> Directions
Make an exact copy of all the entries below, with the pictures left out.

+===+

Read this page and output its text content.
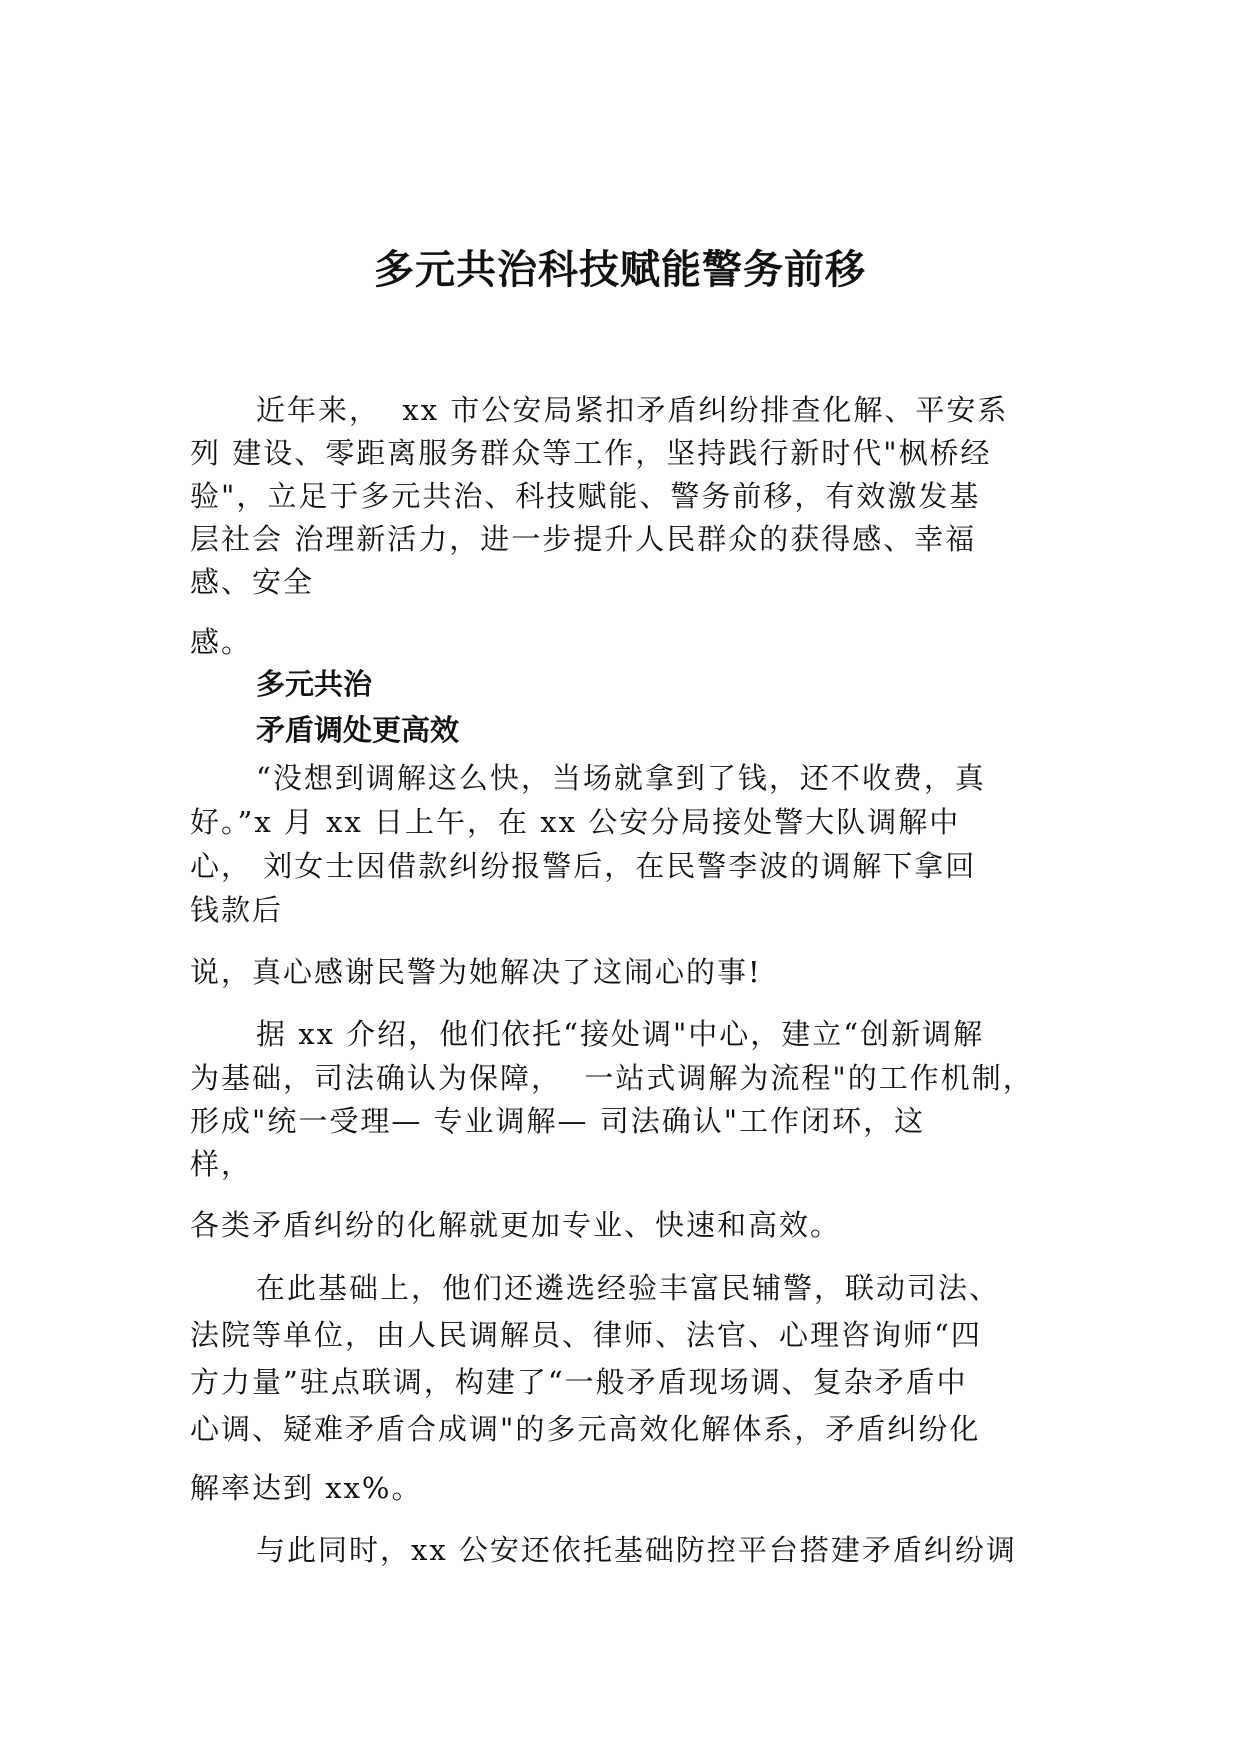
多元共治科技赋能警务前移
近年来，  xx 市公安局紧扣矛盾纠纷排查化解、平安系
列 建设、零距离服务群众等工作，坚持践行新时代"枫桥经
验"，立足于多元共治、科技赋能、警务前移，有效激发基
层社会 治理新活力，进一步提升人民群众的获得感、幸福
感、安全
感。
多元共治
矛盾调处更高效
“没想到调解这么快，当场就拿到了钱，还不收费，真
好。”x 月 xx 日上午，在 xx 公安分局接处警大队调解中
心， 刘女士因借款纠纷报警后，在民警李波的调解下拿回
钱款后
说，真心感谢民警为她解决了这闹心的事!
据 xx 介绍，他们依托“接处调"中心，建立“创新调解
为基础，司法确认为保障，  一站式调解为流程"的工作机制，
形成"统一受理— 专业调解— 司法确认"工作闭环，这
样，
各类矛盾纠纷的化解就更加专业、快速和高效。
在此基础上，他们还遴选经验丰富民辅警，联动司法、
法院等单位，由人民调解员、律师、法官、心理咨询师“四
方力量”驻点联调，构建了“一般矛盾现场调、复杂矛盾中
心调、疑难矛盾合成调"的多元高效化解体系，矛盾纠纷化
解率达到 xx%。
与此同时，xx 公安还依托基础防控平台搭建矛盾纠纷调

+===+

> Exercise solution
Read this page and output its text content.
多元共治科技赋能警务前移
近年来，  xx 市公安局紧扣矛盾纠纷排查化解、平安系
列 建设、零距离服务群众等工作，坚持践行新时代"枫桥经
验"，立足于多元共治、科技赋能、警务前移，有效激发基
层社会 治理新活力，进一步提升人民群众的获得感、幸福
感、安全
感。
多元共治
矛盾调处更高效
“没想到调解这么快，当场就拿到了钱，还不收费，真
好。”x 月 xx 日上午，在 xx 公安分局接处警大队调解中
心， 刘女士因借款纠纷报警后，在民警李波的调解下拿回
钱款后
说，真心感谢民警为她解决了这闹心的事!
据 xx 介绍，他们依托“接处调"中心，建立“创新调解
为基础，司法确认为保障，  一站式调解为流程"的工作机制，
形成"统一受理— 专业调解— 司法确认"工作闭环，这
样，
各类矛盾纠纷的化解就更加专业、快速和高效。
在此基础上，他们还遴选经验丰富民辅警，联动司法、
法院等单位，由人民调解员、律师、法官、心理咨询师“四
方力量”驻点联调，构建了“一般矛盾现场调、复杂矛盾中
心调、疑难矛盾合成调"的多元高效化解体系，矛盾纠纷化
解率达到 xx%。
与此同时，xx 公安还依托基础防控平台搭建矛盾纠纷调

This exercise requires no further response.